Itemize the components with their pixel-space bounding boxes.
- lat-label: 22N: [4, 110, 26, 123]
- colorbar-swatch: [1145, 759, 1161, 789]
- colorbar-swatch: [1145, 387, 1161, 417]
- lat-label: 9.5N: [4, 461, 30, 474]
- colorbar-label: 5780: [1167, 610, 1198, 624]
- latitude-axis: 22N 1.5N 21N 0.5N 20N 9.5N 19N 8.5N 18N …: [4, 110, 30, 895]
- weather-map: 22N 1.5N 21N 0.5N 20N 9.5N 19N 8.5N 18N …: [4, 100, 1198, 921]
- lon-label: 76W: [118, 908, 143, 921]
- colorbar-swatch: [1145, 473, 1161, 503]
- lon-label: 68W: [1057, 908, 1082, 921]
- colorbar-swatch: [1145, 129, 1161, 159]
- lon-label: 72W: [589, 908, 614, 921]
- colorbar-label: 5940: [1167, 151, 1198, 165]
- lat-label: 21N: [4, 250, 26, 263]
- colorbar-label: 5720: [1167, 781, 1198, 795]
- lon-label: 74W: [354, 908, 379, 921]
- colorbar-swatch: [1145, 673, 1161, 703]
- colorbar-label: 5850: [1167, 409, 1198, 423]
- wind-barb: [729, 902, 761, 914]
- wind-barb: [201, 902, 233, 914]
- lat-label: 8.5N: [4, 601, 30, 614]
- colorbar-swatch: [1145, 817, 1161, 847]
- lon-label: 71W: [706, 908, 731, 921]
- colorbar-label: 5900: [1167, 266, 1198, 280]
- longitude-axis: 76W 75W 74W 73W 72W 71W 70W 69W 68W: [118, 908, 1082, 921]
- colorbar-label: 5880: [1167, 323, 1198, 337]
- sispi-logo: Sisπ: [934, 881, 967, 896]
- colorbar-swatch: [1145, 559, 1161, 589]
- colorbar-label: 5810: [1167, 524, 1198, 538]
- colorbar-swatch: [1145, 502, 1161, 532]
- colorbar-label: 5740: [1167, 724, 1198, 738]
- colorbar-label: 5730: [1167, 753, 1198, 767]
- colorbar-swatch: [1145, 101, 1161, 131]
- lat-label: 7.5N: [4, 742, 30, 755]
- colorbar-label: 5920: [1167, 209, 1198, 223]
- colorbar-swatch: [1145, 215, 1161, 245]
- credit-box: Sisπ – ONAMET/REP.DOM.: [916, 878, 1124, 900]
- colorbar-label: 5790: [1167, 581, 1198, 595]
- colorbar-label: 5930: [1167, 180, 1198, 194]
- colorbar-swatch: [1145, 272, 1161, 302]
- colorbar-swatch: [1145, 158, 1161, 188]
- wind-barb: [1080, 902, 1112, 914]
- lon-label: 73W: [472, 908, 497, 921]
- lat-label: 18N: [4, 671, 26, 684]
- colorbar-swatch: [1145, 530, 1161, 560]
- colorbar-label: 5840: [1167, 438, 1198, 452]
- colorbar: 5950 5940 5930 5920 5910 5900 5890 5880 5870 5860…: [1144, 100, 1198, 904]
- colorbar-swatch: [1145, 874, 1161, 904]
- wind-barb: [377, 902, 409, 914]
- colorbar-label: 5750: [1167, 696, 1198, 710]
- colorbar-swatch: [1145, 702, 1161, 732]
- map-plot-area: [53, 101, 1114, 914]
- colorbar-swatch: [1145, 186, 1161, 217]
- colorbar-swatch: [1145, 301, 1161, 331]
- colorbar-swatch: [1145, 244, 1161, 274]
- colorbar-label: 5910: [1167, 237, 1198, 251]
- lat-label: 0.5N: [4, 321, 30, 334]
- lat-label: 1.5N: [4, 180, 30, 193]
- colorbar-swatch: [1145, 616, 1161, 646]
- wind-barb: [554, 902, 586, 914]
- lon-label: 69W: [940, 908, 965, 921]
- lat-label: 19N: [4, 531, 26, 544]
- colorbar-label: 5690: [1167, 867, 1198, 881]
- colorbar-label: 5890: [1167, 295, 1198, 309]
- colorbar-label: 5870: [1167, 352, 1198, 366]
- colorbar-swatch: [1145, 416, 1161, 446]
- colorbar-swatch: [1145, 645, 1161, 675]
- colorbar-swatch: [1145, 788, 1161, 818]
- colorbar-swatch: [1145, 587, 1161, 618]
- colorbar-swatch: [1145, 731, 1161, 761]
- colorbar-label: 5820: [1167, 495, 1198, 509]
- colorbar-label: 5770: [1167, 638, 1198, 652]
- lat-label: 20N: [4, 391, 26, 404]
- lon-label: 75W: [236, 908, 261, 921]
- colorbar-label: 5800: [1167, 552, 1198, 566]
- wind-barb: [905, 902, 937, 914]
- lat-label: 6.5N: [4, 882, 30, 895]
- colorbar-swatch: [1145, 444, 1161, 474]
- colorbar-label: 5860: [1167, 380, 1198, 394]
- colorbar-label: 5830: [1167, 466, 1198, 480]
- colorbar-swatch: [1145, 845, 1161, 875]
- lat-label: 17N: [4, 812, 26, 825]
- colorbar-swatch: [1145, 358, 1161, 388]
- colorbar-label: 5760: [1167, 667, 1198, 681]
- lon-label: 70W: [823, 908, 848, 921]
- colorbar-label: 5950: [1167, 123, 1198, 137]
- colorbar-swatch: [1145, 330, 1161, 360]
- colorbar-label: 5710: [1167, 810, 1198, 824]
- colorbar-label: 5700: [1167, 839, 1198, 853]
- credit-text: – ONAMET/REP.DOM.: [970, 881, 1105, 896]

········

| WHAT YOU SHOULD DO |
Could you copy the listing above line for line, keeping every character unchanged?

| CORRECT RESPONSE |
Itemize the components with their pixel-space bounding boxes.
- lat-label: 22N: [4, 110, 26, 123]
- colorbar-swatch: [1145, 759, 1161, 789]
- colorbar-swatch: [1145, 387, 1161, 417]
- lat-label: 9.5N: [4, 461, 30, 474]
- colorbar-label: 5780: [1167, 610, 1198, 624]
- latitude-axis: 22N 1.5N 21N 0.5N 20N 9.5N 19N 8.5N 18N …: [4, 110, 30, 895]
- weather-map: 22N 1.5N 21N 0.5N 20N 9.5N 19N 8.5N 18N …: [4, 100, 1198, 921]
- lon-label: 76W: [118, 908, 143, 921]
- colorbar-swatch: [1145, 473, 1161, 503]
- lon-label: 68W: [1057, 908, 1082, 921]
- colorbar-swatch: [1145, 129, 1161, 159]
- lon-label: 72W: [589, 908, 614, 921]
- colorbar-label: 5940: [1167, 151, 1198, 165]
- lat-label: 21N: [4, 250, 26, 263]
- colorbar-label: 5720: [1167, 781, 1198, 795]
- lon-label: 74W: [354, 908, 379, 921]
- colorbar-swatch: [1145, 673, 1161, 703]
- colorbar-label: 5850: [1167, 409, 1198, 423]
- wind-barb: [729, 902, 761, 914]
- wind-barb: [201, 902, 233, 914]
- lat-label: 8.5N: [4, 601, 30, 614]
- colorbar-swatch: [1145, 817, 1161, 847]
- lon-label: 71W: [706, 908, 731, 921]
- colorbar-label: 5900: [1167, 266, 1198, 280]
- longitude-axis: 76W 75W 74W 73W 72W 71W 70W 69W 68W: [118, 908, 1082, 921]
- colorbar-label: 5880: [1167, 323, 1198, 337]
- sispi-logo: Sisπ: [934, 881, 967, 896]
- colorbar-swatch: [1145, 559, 1161, 589]
- colorbar-label: 5810: [1167, 524, 1198, 538]
- colorbar-swatch: [1145, 502, 1161, 532]
- colorbar-label: 5740: [1167, 724, 1198, 738]
- colorbar-label: 5730: [1167, 753, 1198, 767]
- colorbar-swatch: [1145, 101, 1161, 131]
- lat-label: 7.5N: [4, 742, 30, 755]
- colorbar-label: 5920: [1167, 209, 1198, 223]
- colorbar-swatch: [1145, 215, 1161, 245]
- credit-box: Sisπ – ONAMET/REP.DOM.: [916, 878, 1124, 900]
- colorbar-label: 5790: [1167, 581, 1198, 595]
- colorbar-label: 5930: [1167, 180, 1198, 194]
- colorbar-swatch: [1145, 272, 1161, 302]
- colorbar-swatch: [1145, 158, 1161, 188]
- wind-barb: [1080, 902, 1112, 914]
- lon-label: 73W: [472, 908, 497, 921]
- lat-label: 18N: [4, 671, 26, 684]
- colorbar-swatch: [1145, 530, 1161, 560]
- colorbar-label: 5840: [1167, 438, 1198, 452]
- colorbar: 5950 5940 5930 5920 5910 5900 5890 5880 5870 5860…: [1144, 100, 1198, 904]
- colorbar-swatch: [1145, 874, 1161, 904]
- wind-barb: [377, 902, 409, 914]
- colorbar-label: 5750: [1167, 696, 1198, 710]
- colorbar-swatch: [1145, 702, 1161, 732]
- map-plot-area: [53, 101, 1114, 914]
- colorbar-swatch: [1145, 186, 1161, 217]
- colorbar-swatch: [1145, 301, 1161, 331]
- colorbar-swatch: [1145, 244, 1161, 274]
- colorbar-label: 5910: [1167, 237, 1198, 251]
- lat-label: 0.5N: [4, 321, 30, 334]
- lat-label: 1.5N: [4, 180, 30, 193]
- colorbar-swatch: [1145, 616, 1161, 646]
- wind-barb: [554, 902, 586, 914]
- lon-label: 69W: [940, 908, 965, 921]
- lat-label: 19N: [4, 531, 26, 544]
- colorbar-label: 5690: [1167, 867, 1198, 881]
- colorbar-label: 5890: [1167, 295, 1198, 309]
- colorbar-label: 5870: [1167, 352, 1198, 366]
- colorbar-swatch: [1145, 416, 1161, 446]
- colorbar-swatch: [1145, 645, 1161, 675]
- colorbar-swatch: [1145, 788, 1161, 818]
- colorbar-swatch: [1145, 587, 1161, 618]
- colorbar-swatch: [1145, 731, 1161, 761]
- colorbar-label: 5820: [1167, 495, 1198, 509]
- colorbar-label: 5770: [1167, 638, 1198, 652]
- lat-label: 20N: [4, 391, 26, 404]
- lon-label: 75W: [236, 908, 261, 921]
- colorbar-label: 5800: [1167, 552, 1198, 566]
- wind-barb: [905, 902, 937, 914]
- lat-label: 6.5N: [4, 882, 30, 895]
- colorbar-swatch: [1145, 444, 1161, 474]
- colorbar-label: 5860: [1167, 380, 1198, 394]
- colorbar-label: 5830: [1167, 466, 1198, 480]
- colorbar-swatch: [1145, 845, 1161, 875]
- lat-label: 17N: [4, 812, 26, 825]
- colorbar-swatch: [1145, 358, 1161, 388]
- colorbar-label: 5760: [1167, 667, 1198, 681]
- lon-label: 70W: [823, 908, 848, 921]
- colorbar-label: 5950: [1167, 123, 1198, 137]
- colorbar-swatch: [1145, 330, 1161, 360]
- colorbar-label: 5710: [1167, 810, 1198, 824]
- colorbar-label: 5700: [1167, 839, 1198, 853]
- credit-text: – ONAMET/REP.DOM.: [970, 881, 1105, 896]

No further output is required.